— STATED PROBLEM —
Return the full material exactly.
┄┄┄┄┄┄┄┄┄┄┄┄┄┄┄┄┄┄┄┄
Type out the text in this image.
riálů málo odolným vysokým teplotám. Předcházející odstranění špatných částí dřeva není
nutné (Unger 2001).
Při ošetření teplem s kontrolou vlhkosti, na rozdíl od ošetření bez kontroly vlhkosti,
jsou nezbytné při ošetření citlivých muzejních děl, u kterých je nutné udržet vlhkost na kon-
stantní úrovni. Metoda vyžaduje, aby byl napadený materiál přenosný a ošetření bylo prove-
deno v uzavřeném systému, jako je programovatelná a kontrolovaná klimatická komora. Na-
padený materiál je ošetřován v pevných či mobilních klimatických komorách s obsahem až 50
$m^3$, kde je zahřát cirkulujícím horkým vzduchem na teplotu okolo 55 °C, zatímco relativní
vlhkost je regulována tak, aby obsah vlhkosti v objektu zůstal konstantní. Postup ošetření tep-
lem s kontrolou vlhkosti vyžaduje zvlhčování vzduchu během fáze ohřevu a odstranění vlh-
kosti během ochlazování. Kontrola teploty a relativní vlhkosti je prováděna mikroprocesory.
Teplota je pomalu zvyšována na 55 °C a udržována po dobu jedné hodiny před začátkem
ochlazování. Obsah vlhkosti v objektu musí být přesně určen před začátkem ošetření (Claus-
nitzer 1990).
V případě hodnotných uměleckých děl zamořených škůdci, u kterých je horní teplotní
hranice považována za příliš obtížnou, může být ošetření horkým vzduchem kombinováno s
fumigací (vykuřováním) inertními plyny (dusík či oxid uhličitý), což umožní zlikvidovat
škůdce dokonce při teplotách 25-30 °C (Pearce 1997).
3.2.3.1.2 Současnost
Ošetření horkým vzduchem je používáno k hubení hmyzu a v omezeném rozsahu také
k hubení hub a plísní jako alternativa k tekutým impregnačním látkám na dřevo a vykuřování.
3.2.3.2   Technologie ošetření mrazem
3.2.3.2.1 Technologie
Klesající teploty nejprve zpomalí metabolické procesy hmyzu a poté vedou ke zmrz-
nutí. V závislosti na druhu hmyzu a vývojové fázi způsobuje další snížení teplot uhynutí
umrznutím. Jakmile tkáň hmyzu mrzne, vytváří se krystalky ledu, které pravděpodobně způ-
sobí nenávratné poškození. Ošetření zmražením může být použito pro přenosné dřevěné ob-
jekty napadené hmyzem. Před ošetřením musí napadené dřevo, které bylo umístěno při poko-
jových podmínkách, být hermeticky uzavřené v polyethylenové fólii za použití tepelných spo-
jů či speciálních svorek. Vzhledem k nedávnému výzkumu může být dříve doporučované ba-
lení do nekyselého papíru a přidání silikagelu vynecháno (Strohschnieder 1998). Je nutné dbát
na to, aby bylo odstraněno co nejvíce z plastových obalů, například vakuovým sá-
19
┄┄┄┄┄┄┄┄┄┄┄┄┄┄┄┄┄┄┄┄
— OUTPUT FOR THIS TASK —
Type out the text in this image.
riálů málo odolným vysokým teplotám. Předcházející odstranění špatných částí dřeva není
nutné (Unger 2001).
Při ošetření teplem s kontrolou vlhkosti, na rozdíl od ošetření bez kontroly vlhkosti,
jsou nezbytné při ošetření citlivých muzejních děl, u kterých je nutné udržet vlhkost na kon-
stantní úrovni. Metoda vyžaduje, aby byl napadený materiál přenosný a ošetření bylo prove-
deno v uzavřeném systému, jako je programovatelná a kontrolovaná klimatická komora. Na-
padený materiál je ošetřován v pevných či mobilních klimatických komorách s obsahem až 50
$m^3$, kde je zahřát cirkulujícím horkým vzduchem na teplotu okolo 55 °C, zatímco relativní
vlhkost je regulována tak, aby obsah vlhkosti v objektu zůstal konstantní. Postup ošetření tep-
lem s kontrolou vlhkosti vyžaduje zvlhčování vzduchu během fáze ohřevu a odstranění vlh-
kosti během ochlazování. Kontrola teploty a relativní vlhkosti je prováděna mikroprocesory.
Teplota je pomalu zvyšována na 55 °C a udržována po dobu jedné hodiny před začátkem
ochlazování. Obsah vlhkosti v objektu musí být přesně určen před začátkem ošetření (Claus-
nitzer 1990).
V případě hodnotných uměleckých děl zamořených škůdci, u kterých je horní teplotní
hranice považována za příliš obtížnou, může být ošetření horkým vzduchem kombinováno s
fumigací (vykuřováním) inertními plyny (dusík či oxid uhličitý), což umožní zlikvidovat
škůdce dokonce při teplotách 25-30 °C (Pearce 1997).
3.2.3.1.2 Současnost
Ošetření horkým vzduchem je používáno k hubení hmyzu a v omezeném rozsahu také
k hubení hub a plísní jako alternativa k tekutým impregnačním látkám na dřevo a vykuřování.
3.2.3.2   Technologie ošetření mrazem
3.2.3.2.1 Technologie
Klesající teploty nejprve zpomalí metabolické procesy hmyzu a poté vedou ke zmrz-
nutí. V závislosti na druhu hmyzu a vývojové fázi způsobuje další snížení teplot uhynutí
umrznutím. Jakmile tkáň hmyzu mrzne, vytváří se krystalky ledu, které pravděpodobně způ-
sobí nenávratné poškození. Ošetření zmražením může být použito pro přenosné dřevěné ob-
jekty napadené hmyzem. Před ošetřením musí napadené dřevo, které bylo umístěno při poko-
jových podmínkách, být hermeticky uzavřené v polyethylenové fólii za použití tepelných spo-
jů či speciálních svorek. Vzhledem k nedávnému výzkumu může být dříve doporučované ba-
lení do nekyselého papíru a přidání silikagelu vynecháno (Strohschnieder 1998). Je nutné dbát
na to, aby bylo odstraněno co nejvíce z plastových obalů, například vakuovým sá-
19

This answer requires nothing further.